#### [Exercise details]
Keep the pictures out of the copy and repeat the records exactly.

(Records contained in a dataset)
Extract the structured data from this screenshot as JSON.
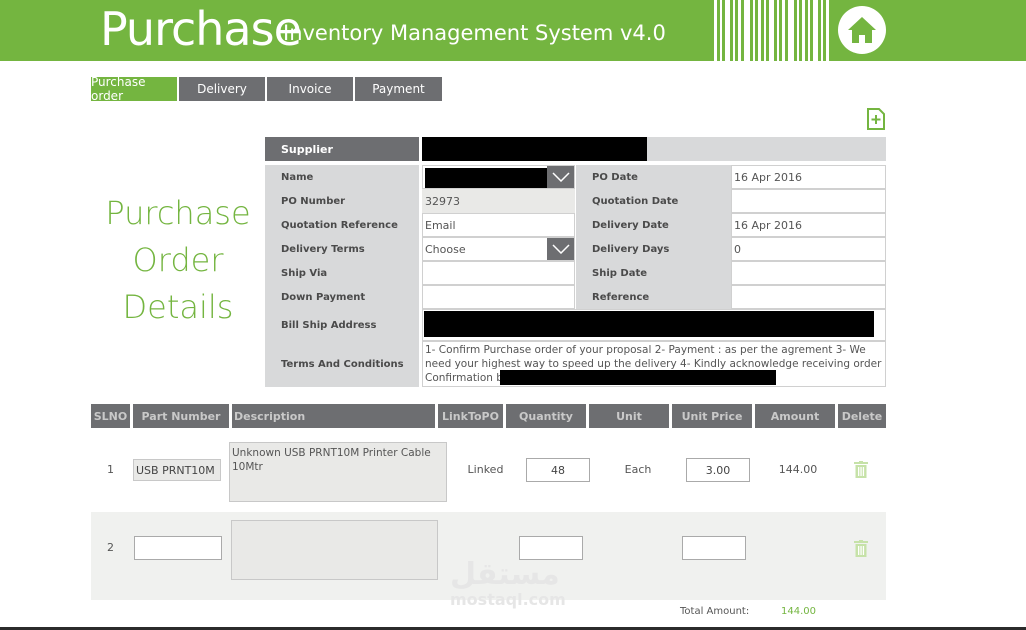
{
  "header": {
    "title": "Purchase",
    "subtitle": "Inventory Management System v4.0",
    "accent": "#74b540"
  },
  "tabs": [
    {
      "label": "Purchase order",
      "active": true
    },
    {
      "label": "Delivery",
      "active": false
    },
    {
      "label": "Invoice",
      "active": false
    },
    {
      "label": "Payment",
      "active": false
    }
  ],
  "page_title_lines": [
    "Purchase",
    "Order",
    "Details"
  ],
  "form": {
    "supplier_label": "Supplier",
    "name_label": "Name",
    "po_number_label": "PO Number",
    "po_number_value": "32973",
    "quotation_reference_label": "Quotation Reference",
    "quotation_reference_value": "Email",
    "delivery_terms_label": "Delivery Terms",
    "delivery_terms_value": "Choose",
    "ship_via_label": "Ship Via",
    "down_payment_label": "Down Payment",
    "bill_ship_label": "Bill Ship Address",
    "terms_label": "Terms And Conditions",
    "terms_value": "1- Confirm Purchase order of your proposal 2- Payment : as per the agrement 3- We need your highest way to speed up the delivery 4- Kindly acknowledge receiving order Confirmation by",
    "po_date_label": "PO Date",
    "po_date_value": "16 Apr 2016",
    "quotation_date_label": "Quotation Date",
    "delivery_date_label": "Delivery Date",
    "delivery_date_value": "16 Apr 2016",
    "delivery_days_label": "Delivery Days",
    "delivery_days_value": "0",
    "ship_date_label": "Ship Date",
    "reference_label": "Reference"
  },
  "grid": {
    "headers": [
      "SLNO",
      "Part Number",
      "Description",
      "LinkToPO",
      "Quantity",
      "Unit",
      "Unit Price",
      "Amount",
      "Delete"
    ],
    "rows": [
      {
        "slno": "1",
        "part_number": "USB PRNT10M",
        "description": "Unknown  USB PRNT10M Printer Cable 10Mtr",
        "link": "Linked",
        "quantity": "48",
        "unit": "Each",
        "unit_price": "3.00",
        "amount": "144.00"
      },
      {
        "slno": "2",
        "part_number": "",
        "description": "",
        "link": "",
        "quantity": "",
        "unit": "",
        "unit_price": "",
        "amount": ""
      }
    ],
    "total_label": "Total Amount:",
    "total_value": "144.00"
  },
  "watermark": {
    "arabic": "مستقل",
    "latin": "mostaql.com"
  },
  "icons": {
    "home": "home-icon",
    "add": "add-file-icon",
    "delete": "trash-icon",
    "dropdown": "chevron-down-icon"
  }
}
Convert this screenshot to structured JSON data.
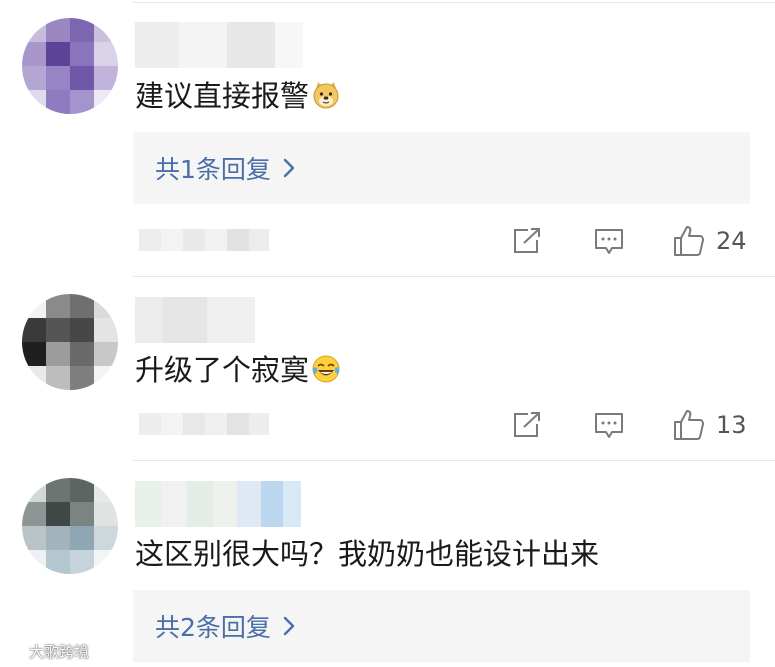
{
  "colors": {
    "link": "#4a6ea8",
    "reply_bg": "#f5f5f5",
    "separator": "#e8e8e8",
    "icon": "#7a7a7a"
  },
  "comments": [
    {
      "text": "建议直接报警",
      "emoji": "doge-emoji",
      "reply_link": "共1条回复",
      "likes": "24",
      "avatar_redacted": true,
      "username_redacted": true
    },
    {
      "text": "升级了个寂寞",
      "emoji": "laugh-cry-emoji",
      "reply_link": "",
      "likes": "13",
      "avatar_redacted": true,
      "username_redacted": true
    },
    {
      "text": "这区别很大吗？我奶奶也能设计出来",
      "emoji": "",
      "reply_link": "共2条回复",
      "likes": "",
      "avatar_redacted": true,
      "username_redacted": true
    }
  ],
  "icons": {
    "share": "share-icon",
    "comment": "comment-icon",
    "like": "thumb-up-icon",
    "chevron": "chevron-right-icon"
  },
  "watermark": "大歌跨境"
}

#### [Full answer]
Extract the structured data from this screenshot as JSON.
{
  "header": {
    "title": "Purchase",
    "subtitle": "Inventory Management System v4.0",
    "accent": "#74b540"
  },
  "tabs": [
    {
      "label": "Purchase order",
      "active": true
    },
    {
      "label": "Delivery",
      "active": false
    },
    {
      "label": "Invoice",
      "active": false
    },
    {
      "label": "Payment",
      "active": false
    }
  ],
  "page_title_lines": [
    "Purchase",
    "Order",
    "Details"
  ],
  "form": {
    "supplier_label": "Supplier",
    "name_label": "Name",
    "po_number_label": "PO Number",
    "po_number_value": "32973",
    "quotation_reference_label": "Quotation Reference",
    "quotation_reference_value": "Email",
    "delivery_terms_label": "Delivery Terms",
    "delivery_terms_value": "Choose",
    "ship_via_label": "Ship Via",
    "down_payment_label": "Down Payment",
    "bill_ship_label": "Bill Ship Address",
    "terms_label": "Terms And Conditions",
    "terms_value": "1- Confirm Purchase order of your proposal 2- Payment : as per the agrement 3- We need your highest way to speed up the delivery 4- Kindly acknowledge receiving order Confirmation by",
    "po_date_label": "PO Date",
    "po_date_value": "16 Apr 2016",
    "quotation_date_label": "Quotation Date",
    "delivery_date_label": "Delivery Date",
    "delivery_date_value": "16 Apr 2016",
    "delivery_days_label": "Delivery Days",
    "delivery_days_value": "0",
    "ship_date_label": "Ship Date",
    "reference_label": "Reference"
  },
  "grid": {
    "headers": [
      "SLNO",
      "Part Number",
      "Description",
      "LinkToPO",
      "Quantity",
      "Unit",
      "Unit Price",
      "Amount",
      "Delete"
    ],
    "rows": [
      {
        "slno": "1",
        "part_number": "USB PRNT10M",
        "description": "Unknown  USB PRNT10M Printer Cable 10Mtr",
        "link": "Linked",
        "quantity": "48",
        "unit": "Each",
        "unit_price": "3.00",
        "amount": "144.00"
      },
      {
        "slno": "2",
        "part_number": "",
        "description": "",
        "link": "",
        "quantity": "",
        "unit": "",
        "unit_price": "",
        "amount": ""
      }
    ],
    "total_label": "Total Amount:",
    "total_value": "144.00"
  },
  "watermark": {
    "arabic": "مستقل",
    "latin": "mostaql.com"
  },
  "icons": {
    "home": "home-icon",
    "add": "add-file-icon",
    "delete": "trash-icon",
    "dropdown": "chevron-down-icon"
  }
}
Convert this screenshot to structured JSON data.
{
  "colors": {
    "link": "#4a6ea8",
    "reply_bg": "#f5f5f5",
    "separator": "#e8e8e8",
    "icon": "#7a7a7a"
  },
  "comments": [
    {
      "text": "建议直接报警",
      "emoji": "doge-emoji",
      "reply_link": "共1条回复",
      "likes": "24",
      "avatar_redacted": true,
      "username_redacted": true
    },
    {
      "text": "升级了个寂寞",
      "emoji": "laugh-cry-emoji",
      "reply_link": "",
      "likes": "13",
      "avatar_redacted": true,
      "username_redacted": true
    },
    {
      "text": "这区别很大吗？我奶奶也能设计出来",
      "emoji": "",
      "reply_link": "共2条回复",
      "likes": "",
      "avatar_redacted": true,
      "username_redacted": true
    }
  ],
  "icons": {
    "share": "share-icon",
    "comment": "comment-icon",
    "like": "thumb-up-icon",
    "chevron": "chevron-right-icon"
  },
  "watermark": "大歌跨境"
}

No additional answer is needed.